__What the task requires__. Could you continue the waste oil crackle test instructions from the point where they end?

__Page text__.
** Begin **

I purchased the electric hot plate from a local variety store for less than US$10. They can also be had at big box retailers such as Target and Walmart stores. In the pictures above, I'm using an old empty steel barrel as a non-combustible table. Warning! Do not use a barrel full of combustible liquids or fuel. Also, I would recommend releasing any internal pressure by unscrewing the bung cap and replacing it before heating anything on top. The fully charged fire extinguisher in picture on the right is the most important item in the "Crackle Test."
Make sure that the candy thermometer is attached to the side of the pan and adjusted so the bottom of the thermometer is off the bottom of the pan but will be submerged in the oil as it is heating. We're looking for an accurate temperature reading of the oil and not the surface of the pan. From a small sample container of waste oil, pour enough oil to cover the bottom of the pan and submerge the bottom tip of the candy thermometer in the oil. Avoid filling the container up even to the halfway point. Since you are not familiar with the water content of this oil, you don't want to be surprised with a large sample of water-laced oil when the pan heats up and the water starts boiling off!
Notice in the picture below how much oil is in the pan. Also notice that I am using a small sauce pan that allows me to get a decent depth to the oil sample without having a large volume of oil to create a possible hazard.
Once you make sure that the area is clear and you are familiar with quick operation of your fire extinguisher, plug in the hot plate and turn it up to approximately medium high. Start watching the thermometer carefully while familiarizing yourself with the points on the thermometer indicating that the oil will boil soon if there is water. (a little over 210 degrees Fahrenheit)
The oil above is approaching 175 degrees Fahrenheit. Start getting prepared for possible water boiling as you are probably within 40 degrees of water's boiling point.

** End **

(Layout annotation data)

** Begin **

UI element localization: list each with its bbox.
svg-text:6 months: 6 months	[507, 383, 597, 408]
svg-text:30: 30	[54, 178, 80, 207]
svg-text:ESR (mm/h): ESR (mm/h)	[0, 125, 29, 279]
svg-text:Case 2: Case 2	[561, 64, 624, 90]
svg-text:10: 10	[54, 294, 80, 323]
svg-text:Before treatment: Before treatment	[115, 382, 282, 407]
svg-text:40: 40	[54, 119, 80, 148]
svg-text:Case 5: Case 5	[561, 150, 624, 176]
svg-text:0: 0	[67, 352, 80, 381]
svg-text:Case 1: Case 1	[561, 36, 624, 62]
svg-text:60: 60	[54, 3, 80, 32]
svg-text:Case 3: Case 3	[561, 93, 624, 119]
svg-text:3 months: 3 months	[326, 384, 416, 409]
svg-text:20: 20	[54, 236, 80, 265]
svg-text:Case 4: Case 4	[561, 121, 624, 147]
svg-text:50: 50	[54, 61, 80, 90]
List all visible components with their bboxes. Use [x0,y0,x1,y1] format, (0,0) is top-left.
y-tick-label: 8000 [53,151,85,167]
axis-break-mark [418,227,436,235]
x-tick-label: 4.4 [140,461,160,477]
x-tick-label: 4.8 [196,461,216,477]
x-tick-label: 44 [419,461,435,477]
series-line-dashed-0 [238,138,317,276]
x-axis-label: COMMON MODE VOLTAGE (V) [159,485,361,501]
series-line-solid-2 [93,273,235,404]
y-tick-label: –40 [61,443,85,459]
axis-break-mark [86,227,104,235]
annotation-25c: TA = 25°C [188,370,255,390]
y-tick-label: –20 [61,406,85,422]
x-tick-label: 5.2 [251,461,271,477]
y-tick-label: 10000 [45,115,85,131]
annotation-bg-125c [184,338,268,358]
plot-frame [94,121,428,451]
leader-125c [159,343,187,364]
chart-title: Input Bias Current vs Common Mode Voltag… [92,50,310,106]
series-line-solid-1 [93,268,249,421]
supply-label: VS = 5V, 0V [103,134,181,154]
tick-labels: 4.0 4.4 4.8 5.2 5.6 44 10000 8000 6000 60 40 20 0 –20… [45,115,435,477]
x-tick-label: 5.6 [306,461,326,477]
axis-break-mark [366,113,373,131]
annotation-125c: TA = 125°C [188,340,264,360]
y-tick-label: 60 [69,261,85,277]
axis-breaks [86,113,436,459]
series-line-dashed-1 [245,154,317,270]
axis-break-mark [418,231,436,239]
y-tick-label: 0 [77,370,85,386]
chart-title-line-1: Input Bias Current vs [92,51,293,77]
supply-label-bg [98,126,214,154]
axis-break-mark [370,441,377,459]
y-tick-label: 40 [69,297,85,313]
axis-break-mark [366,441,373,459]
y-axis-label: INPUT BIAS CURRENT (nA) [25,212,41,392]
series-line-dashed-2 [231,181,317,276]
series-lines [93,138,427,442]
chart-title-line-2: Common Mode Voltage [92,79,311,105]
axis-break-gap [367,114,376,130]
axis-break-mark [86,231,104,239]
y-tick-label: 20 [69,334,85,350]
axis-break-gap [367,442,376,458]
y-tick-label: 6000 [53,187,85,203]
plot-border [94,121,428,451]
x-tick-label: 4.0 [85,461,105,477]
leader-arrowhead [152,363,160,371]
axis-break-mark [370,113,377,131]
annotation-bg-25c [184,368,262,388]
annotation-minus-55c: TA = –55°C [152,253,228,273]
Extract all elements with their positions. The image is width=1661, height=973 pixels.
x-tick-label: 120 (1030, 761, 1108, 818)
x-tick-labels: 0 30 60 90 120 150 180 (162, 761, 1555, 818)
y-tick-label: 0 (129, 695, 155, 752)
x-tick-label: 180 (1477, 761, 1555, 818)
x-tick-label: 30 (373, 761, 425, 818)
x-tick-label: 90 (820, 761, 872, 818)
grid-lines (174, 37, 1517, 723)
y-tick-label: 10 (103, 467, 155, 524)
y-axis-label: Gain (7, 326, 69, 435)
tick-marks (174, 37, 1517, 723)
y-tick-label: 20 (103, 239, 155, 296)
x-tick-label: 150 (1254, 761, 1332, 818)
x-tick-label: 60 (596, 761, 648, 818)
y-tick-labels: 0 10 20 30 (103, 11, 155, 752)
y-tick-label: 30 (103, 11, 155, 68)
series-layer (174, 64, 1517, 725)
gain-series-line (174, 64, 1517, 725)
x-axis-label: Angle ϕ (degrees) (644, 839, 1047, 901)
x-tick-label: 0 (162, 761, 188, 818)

** End **

__Response__.
The oil is now at the boiling temperature of water and no popping or cracking! However, if you hear some occasional popping and cracking you may have some moisture in the oil or in suspended food particles. This can be remedied very easily by a basic dewatering and filtering process. If your oil reaches a rolling boil before 200 degrees Fahrenheit, you know you are dealing with an oil water emulsion. If this is your result, consider picking another source for the oil and/or talk with the supplier to see if there is anything they can do to help reduce the water in the oil. Some simple remedies include training the fryer operator to keep water and cleaning solution separate from the oil or sealing the storage container before leaving it outside in the elements.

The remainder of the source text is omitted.